- **STORED RECORDS**
------------------------------------------------

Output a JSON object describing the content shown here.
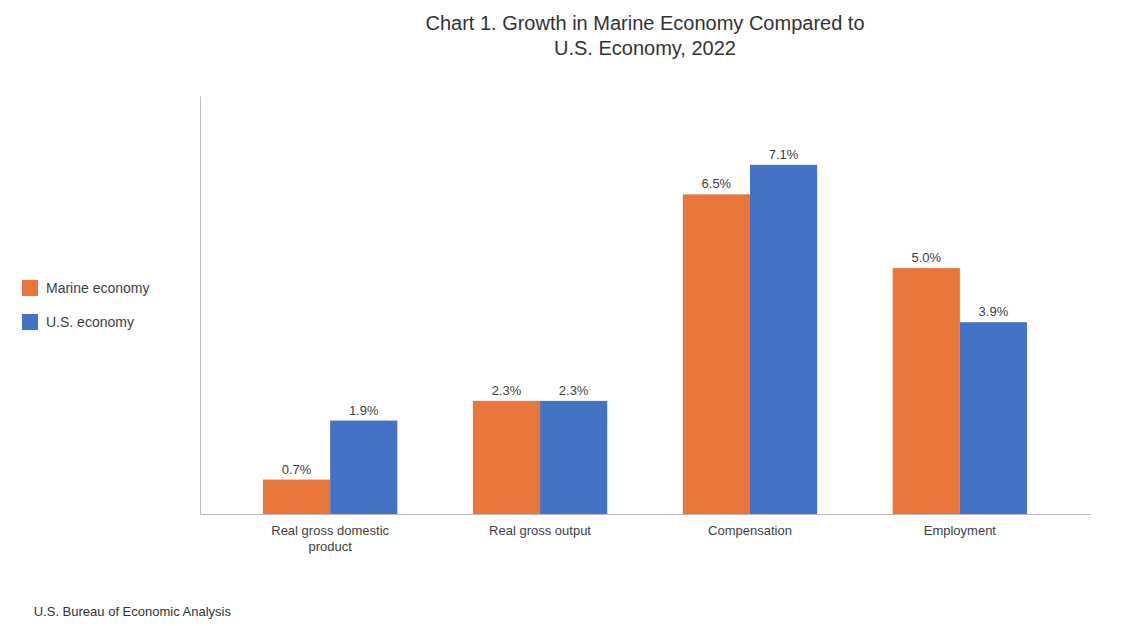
{
  "chart_data": {
    "type": "bar",
    "title": "Chart 1. Growth in Marine Economy Compared to\nU.S. Economy, 2022",
    "categories": [
      "Real gross domestic\nproduct",
      "Real gross output",
      "Compensation",
      "Employment"
    ],
    "series": [
      {
        "name": "Marine economy",
        "color": "#E8763A",
        "values": [
          0.7,
          2.3,
          6.5,
          5.0
        ],
        "value_labels": [
          "0.7%",
          "2.3%",
          "6.5%",
          "5.0%"
        ]
      },
      {
        "name": "U.S. economy",
        "color": "#4472C4",
        "values": [
          1.9,
          2.3,
          7.1,
          3.9
        ],
        "value_labels": [
          "1.9%",
          "2.3%",
          "7.1%",
          "3.9%"
        ]
      }
    ],
    "ylim": [
      0,
      8.5
    ],
    "tick_labels": "x",
    "data_labels": true,
    "legend": "left",
    "grid": false,
    "annotations": [
      "U.S. Bureau of Economic Analysis"
    ]
  }
}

------------------------------------------------

- **STATED GOAL**
Output the entries above exactly. Drop the pictures.

- **COMPLETE OUTPUT**
Output a JSON object describing the content shown here.
{
  "chart_data": {
    "type": "bar",
    "title": "Chart 1. Growth in Marine Economy Compared to\nU.S. Economy, 2022",
    "categories": [
      "Real gross domestic\nproduct",
      "Real gross output",
      "Compensation",
      "Employment"
    ],
    "series": [
      {
        "name": "Marine economy",
        "color": "#E8763A",
        "values": [
          0.7,
          2.3,
          6.5,
          5.0
        ],
        "value_labels": [
          "0.7%",
          "2.3%",
          "6.5%",
          "5.0%"
        ]
      },
      {
        "name": "U.S. economy",
        "color": "#4472C4",
        "values": [
          1.9,
          2.3,
          7.1,
          3.9
        ],
        "value_labels": [
          "1.9%",
          "2.3%",
          "7.1%",
          "3.9%"
        ]
      }
    ],
    "ylim": [
      0,
      8.5
    ],
    "tick_labels": "x",
    "data_labels": true,
    "legend": "left",
    "grid": false,
    "annotations": [
      "U.S. Bureau of Economic Analysis"
    ]
  }
}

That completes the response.